- **Figure content listings**:
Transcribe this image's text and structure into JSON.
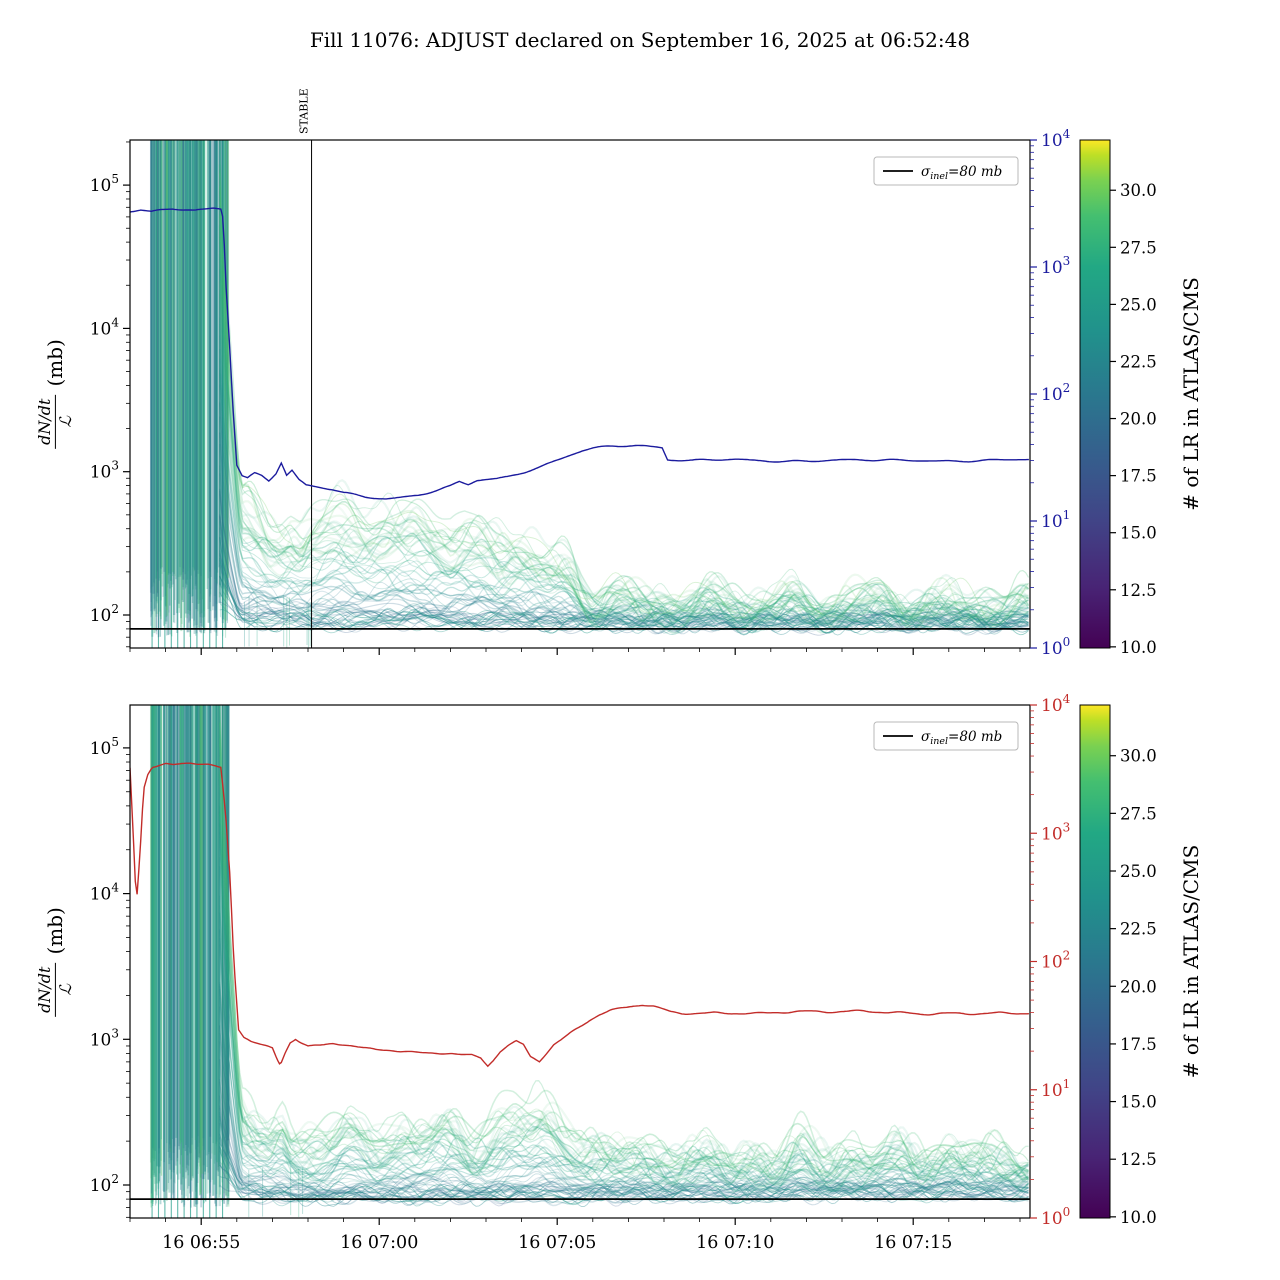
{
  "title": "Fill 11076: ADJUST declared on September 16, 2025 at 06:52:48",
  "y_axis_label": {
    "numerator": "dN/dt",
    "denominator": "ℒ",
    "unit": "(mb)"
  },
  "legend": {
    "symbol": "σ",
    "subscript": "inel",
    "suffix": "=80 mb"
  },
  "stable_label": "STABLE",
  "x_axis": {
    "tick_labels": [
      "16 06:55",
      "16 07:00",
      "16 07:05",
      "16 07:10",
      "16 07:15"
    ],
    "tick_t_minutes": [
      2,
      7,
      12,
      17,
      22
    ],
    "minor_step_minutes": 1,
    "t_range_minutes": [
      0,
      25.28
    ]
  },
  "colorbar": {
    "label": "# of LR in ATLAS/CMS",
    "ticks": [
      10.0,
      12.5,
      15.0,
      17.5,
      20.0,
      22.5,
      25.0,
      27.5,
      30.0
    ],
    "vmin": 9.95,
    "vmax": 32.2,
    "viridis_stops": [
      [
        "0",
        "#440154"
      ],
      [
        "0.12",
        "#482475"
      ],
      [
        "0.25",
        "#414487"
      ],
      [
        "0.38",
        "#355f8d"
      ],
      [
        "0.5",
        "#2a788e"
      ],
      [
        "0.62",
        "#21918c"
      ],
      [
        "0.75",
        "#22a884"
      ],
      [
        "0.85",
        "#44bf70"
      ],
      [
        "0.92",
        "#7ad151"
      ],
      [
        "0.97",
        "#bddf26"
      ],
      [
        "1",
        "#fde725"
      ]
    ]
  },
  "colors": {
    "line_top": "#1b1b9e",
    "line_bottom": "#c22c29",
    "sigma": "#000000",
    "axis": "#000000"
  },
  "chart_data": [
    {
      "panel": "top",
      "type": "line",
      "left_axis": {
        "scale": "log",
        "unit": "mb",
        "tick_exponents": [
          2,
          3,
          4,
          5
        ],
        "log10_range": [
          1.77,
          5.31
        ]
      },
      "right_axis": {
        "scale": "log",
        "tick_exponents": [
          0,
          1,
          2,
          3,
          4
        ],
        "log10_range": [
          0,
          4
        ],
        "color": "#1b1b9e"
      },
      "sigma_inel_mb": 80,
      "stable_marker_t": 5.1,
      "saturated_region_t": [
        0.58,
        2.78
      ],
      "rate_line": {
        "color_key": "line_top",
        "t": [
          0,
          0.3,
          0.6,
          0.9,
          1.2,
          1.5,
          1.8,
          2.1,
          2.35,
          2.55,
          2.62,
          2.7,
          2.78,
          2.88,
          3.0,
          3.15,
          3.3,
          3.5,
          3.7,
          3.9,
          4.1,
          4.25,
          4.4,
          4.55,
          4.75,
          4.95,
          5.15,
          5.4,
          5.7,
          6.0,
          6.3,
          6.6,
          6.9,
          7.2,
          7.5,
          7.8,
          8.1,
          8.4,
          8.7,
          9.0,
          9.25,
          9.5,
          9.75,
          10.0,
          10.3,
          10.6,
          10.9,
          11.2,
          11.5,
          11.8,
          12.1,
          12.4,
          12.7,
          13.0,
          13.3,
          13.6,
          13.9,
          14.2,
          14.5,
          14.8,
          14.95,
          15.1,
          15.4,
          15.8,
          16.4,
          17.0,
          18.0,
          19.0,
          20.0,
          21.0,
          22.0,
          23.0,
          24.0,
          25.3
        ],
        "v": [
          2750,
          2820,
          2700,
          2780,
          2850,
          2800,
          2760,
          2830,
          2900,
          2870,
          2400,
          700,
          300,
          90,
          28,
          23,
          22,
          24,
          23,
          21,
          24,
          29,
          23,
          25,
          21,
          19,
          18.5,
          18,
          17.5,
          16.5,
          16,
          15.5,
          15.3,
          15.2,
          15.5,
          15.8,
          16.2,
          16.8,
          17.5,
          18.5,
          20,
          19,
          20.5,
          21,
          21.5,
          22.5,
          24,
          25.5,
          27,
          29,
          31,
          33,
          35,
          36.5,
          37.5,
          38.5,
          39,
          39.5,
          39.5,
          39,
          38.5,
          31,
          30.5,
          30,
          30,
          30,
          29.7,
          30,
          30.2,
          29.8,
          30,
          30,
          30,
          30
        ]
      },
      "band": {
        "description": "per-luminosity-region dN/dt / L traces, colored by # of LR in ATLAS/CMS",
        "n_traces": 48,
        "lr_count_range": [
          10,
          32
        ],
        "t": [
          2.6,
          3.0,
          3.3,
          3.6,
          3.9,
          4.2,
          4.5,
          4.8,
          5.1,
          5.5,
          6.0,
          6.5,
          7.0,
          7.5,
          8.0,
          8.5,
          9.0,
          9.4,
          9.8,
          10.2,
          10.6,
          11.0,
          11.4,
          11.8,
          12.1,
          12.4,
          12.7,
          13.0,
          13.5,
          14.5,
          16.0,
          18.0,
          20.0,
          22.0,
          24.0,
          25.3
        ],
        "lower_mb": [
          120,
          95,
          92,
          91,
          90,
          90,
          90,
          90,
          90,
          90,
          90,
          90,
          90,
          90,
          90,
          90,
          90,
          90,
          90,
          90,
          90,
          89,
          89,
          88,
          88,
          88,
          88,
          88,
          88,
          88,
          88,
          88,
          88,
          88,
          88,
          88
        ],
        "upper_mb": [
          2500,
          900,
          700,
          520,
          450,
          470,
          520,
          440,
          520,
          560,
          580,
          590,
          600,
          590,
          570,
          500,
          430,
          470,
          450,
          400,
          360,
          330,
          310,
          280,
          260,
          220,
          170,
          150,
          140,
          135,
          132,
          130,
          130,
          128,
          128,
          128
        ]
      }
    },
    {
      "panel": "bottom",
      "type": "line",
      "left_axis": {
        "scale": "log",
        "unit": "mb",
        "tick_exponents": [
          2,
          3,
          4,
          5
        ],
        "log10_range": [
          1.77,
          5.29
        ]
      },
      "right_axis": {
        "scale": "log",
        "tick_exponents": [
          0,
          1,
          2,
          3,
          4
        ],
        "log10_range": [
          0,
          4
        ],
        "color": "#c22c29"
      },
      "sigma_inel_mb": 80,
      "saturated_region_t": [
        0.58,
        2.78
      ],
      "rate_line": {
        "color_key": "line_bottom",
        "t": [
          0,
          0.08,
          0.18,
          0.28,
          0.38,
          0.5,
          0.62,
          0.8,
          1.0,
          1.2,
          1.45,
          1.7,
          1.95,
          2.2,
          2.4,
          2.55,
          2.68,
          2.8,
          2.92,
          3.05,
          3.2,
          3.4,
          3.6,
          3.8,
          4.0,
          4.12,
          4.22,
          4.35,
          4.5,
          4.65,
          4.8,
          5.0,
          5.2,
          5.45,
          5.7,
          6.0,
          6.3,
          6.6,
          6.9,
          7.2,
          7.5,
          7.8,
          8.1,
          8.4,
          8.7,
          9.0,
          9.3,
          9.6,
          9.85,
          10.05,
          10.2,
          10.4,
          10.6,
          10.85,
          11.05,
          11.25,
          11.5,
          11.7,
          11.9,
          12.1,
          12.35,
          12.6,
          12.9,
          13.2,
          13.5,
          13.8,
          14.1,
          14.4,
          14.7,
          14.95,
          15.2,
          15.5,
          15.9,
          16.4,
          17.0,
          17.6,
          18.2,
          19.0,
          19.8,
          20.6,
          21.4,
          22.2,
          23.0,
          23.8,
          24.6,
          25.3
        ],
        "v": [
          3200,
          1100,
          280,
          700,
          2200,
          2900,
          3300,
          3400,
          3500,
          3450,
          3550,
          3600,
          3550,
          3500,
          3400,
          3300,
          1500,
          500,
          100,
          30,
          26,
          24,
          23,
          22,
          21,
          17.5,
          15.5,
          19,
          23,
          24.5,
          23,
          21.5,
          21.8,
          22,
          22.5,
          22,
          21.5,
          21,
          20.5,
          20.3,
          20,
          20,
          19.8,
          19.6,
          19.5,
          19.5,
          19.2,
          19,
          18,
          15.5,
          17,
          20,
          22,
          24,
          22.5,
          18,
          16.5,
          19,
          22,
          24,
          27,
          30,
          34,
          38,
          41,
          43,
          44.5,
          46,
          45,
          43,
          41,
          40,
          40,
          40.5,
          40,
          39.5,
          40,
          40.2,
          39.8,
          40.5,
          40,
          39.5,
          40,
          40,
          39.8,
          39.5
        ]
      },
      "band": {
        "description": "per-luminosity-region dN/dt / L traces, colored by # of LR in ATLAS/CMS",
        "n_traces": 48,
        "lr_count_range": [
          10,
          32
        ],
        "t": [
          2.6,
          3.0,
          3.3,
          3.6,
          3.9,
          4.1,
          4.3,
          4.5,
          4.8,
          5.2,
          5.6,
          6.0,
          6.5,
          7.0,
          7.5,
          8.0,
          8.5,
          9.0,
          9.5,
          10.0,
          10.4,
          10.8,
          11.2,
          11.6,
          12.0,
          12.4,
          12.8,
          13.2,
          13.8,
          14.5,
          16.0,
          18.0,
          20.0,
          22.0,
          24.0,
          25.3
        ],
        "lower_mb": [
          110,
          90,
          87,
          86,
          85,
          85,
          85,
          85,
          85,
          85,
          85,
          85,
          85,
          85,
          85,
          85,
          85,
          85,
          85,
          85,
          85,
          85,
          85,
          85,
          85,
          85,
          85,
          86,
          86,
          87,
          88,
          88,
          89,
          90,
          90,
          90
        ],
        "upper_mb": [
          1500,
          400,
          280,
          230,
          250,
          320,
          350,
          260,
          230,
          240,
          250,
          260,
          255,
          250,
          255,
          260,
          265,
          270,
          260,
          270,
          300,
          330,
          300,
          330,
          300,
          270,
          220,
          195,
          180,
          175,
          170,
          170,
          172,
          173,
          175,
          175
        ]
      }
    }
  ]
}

--

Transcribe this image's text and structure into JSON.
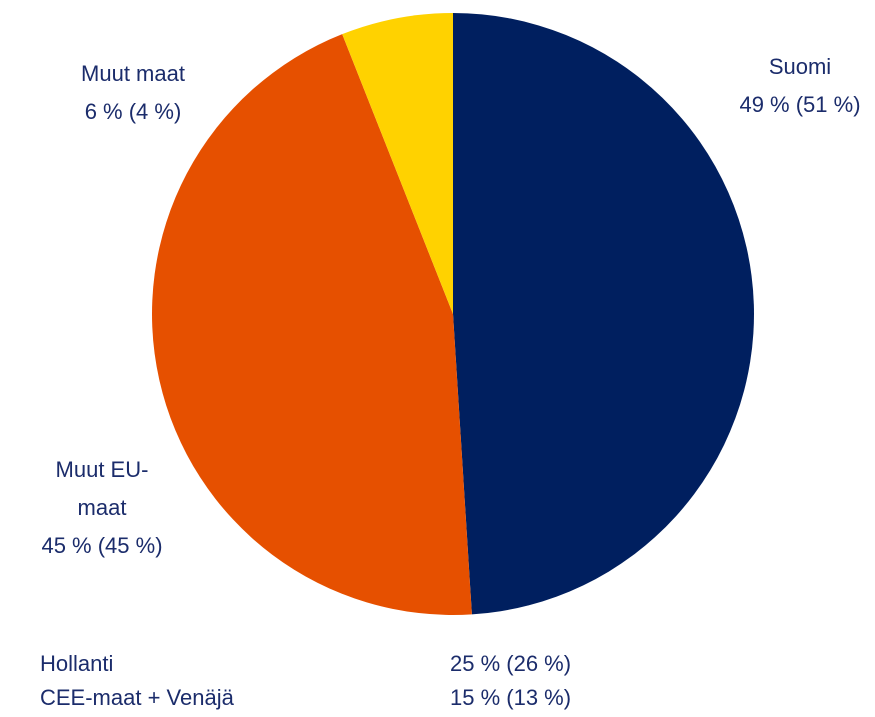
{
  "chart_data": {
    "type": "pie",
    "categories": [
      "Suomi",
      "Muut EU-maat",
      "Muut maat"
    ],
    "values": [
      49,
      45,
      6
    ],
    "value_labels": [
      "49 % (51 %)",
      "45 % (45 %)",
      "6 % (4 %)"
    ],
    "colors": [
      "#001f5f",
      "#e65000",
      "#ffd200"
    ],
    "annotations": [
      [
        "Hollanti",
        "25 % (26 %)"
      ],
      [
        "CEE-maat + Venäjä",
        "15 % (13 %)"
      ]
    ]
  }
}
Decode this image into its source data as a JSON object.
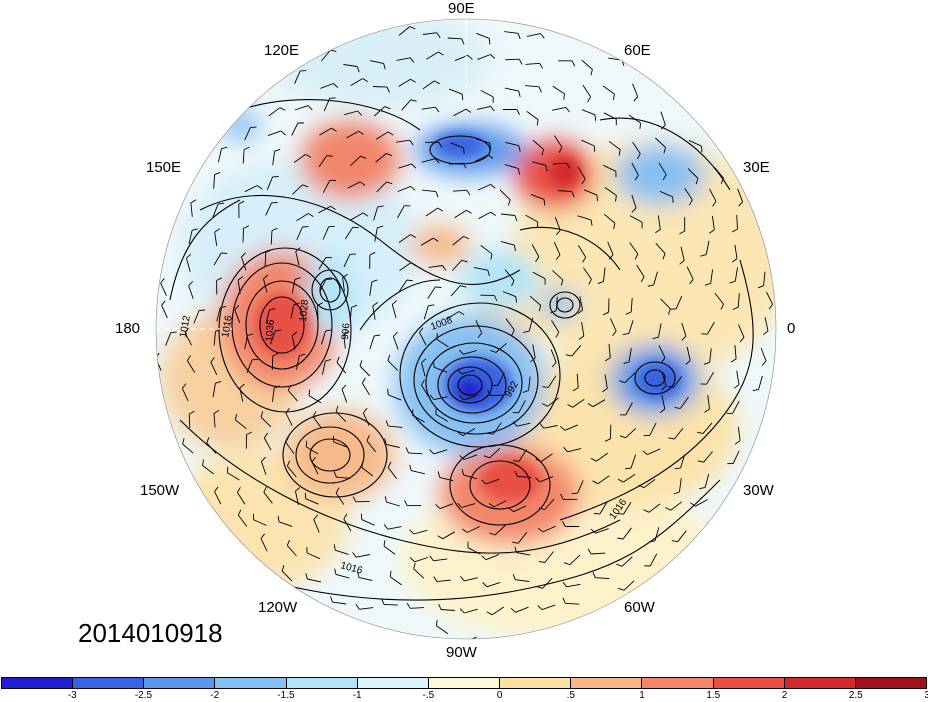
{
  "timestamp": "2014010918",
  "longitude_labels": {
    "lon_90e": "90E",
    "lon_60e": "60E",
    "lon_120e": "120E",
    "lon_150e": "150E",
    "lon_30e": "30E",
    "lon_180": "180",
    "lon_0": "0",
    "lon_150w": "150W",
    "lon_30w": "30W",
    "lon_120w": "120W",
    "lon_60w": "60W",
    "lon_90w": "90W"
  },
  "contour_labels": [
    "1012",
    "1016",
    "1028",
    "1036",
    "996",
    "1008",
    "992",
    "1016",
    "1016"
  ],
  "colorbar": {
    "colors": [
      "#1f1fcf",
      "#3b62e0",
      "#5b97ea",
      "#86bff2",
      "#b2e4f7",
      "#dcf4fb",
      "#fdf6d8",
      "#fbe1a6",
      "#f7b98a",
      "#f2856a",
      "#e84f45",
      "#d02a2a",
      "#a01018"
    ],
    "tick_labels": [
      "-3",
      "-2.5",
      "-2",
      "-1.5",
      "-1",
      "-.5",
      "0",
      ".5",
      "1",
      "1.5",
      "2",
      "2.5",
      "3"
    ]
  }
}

- **What you should do**:
Using the listing, copy every line where the word "maat" shows up.

- **The result**:
      "Muut EU-maat",
      "Muut maat"
        "CEE-maat + Venäjä",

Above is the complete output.